Exact reproduction is required for all entries.

**** The records

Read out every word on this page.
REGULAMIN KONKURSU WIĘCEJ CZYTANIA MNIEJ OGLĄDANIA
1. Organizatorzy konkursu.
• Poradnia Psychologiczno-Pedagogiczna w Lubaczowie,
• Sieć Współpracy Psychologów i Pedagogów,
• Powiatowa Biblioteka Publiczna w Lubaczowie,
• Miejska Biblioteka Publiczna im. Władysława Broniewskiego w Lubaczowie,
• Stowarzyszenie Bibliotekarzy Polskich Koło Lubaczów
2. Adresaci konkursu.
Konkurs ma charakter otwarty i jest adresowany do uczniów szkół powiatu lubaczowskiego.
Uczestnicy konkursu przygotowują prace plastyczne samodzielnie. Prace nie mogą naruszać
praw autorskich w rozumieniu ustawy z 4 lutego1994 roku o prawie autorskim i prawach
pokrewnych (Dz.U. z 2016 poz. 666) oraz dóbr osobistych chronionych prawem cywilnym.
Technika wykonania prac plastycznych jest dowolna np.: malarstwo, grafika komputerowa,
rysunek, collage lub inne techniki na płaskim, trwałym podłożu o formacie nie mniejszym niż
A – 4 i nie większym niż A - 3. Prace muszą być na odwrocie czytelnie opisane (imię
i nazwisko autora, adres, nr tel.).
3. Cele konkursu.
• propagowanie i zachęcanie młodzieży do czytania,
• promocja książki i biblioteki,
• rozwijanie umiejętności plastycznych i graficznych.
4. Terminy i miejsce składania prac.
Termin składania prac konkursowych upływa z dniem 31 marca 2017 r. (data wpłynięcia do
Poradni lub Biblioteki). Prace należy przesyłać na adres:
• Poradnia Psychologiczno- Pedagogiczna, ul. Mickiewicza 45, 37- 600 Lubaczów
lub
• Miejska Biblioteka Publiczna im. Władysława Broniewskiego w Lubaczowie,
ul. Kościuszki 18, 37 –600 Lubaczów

********

§ **Result of the exercise**:
Read out every word on this page.
REGULAMIN KONKURSU WIĘCEJ CZYTANIA MNIEJ OGLĄDANIA
1. Organizatorzy konkursu.
• Poradnia Psychologiczno-Pedagogiczna w Lubaczowie,
• Sieć Współpracy Psychologów i Pedagogów,
• Powiatowa Biblioteka Publiczna w Lubaczowie,
• Miejska Biblioteka Publiczna im. Władysława Broniewskiego w Lubaczowie,
• Stowarzyszenie Bibliotekarzy Polskich Koło Lubaczów
2. Adresaci konkursu.
Konkurs ma charakter otwarty i jest adresowany do uczniów szkół powiatu lubaczowskiego.
Uczestnicy konkursu przygotowują prace plastyczne samodzielnie. Prace nie mogą naruszać
praw autorskich w rozumieniu ustawy z 4 lutego1994 roku o prawie autorskim i prawach
pokrewnych (Dz.U. z 2016 poz. 666) oraz dóbr osobistych chronionych prawem cywilnym.
Technika wykonania prac plastycznych jest dowolna np.: malarstwo, grafika komputerowa,
rysunek, collage lub inne techniki na płaskim, trwałym podłożu o formacie nie mniejszym niż
A – 4 i nie większym niż A - 3. Prace muszą być na odwrocie czytelnie opisane (imię
i nazwisko autora, adres, nr tel.).
3. Cele konkursu.
• propagowanie i zachęcanie młodzieży do czytania,
• promocja książki i biblioteki,
• rozwijanie umiejętności plastycznych i graficznych.
4. Terminy i miejsce składania prac.
Termin składania prac konkursowych upływa z dniem 31 marca 2017 r. (data wpłynięcia do
Poradni lub Biblioteki). Prace należy przesyłać na adres:
• Poradnia Psychologiczno- Pedagogiczna, ul. Mickiewicza 45, 37- 600 Lubaczów
lub
• Miejska Biblioteka Publiczna im. Władysława Broniewskiego w Lubaczowie,
ul. Kościuszki 18, 37 –600 Lubaczów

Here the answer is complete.